╭─ RECORDS SUPPLIED
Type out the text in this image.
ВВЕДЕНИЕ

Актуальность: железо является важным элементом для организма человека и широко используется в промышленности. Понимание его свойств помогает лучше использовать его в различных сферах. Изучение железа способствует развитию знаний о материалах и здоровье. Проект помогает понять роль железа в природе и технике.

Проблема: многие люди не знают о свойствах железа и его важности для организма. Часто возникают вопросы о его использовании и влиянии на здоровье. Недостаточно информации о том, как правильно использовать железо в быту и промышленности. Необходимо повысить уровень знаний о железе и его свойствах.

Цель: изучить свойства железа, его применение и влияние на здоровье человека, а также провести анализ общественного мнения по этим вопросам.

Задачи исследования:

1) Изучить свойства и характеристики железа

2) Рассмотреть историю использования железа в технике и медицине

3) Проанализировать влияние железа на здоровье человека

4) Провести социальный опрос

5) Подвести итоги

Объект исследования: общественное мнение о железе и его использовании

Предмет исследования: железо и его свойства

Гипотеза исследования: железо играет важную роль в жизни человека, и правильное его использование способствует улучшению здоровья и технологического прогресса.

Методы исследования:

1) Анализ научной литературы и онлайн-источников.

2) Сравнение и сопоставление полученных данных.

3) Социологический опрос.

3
╰─
▶ [AIM OF THE EXERCISE]:
Retype every entry word for word.

▶ [WRITTEN ANSWER]:
Type out the text in this image.
ВВЕДЕНИЕ

Актуальность: железо является важным элементом для организма человека и широко используется в промышленности. Понимание его свойств помогает лучше использовать его в различных сферах. Изучение железа способствует развитию знаний о материалах и здоровье. Проект помогает понять роль железа в природе и технике.

Проблема: многие люди не знают о свойствах железа и его важности для организма. Часто возникают вопросы о его использовании и влиянии на здоровье. Недостаточно информации о том, как правильно использовать железо в быту и промышленности. Необходимо повысить уровень знаний о железе и его свойствах.

Цель: изучить свойства железа, его применение и влияние на здоровье человека, а также провести анализ общественного мнения по этим вопросам.

Задачи исследования:

1) Изучить свойства и характеристики железа

2) Рассмотреть историю использования железа в технике и медицине

3) Проанализировать влияние железа на здоровье человека

4) Провести социальный опрос

5) Подвести итоги

Объект исследования: общественное мнение о железе и его использовании

Предмет исследования: железо и его свойства

Гипотеза исследования: железо играет важную роль в жизни человека, и правильное его использование способствует улучшению здоровья и технологического прогресса.

Методы исследования:

1) Анализ научной литературы и онлайн-источников.

2) Сравнение и сопоставление полученных данных.

3) Социологический опрос.

3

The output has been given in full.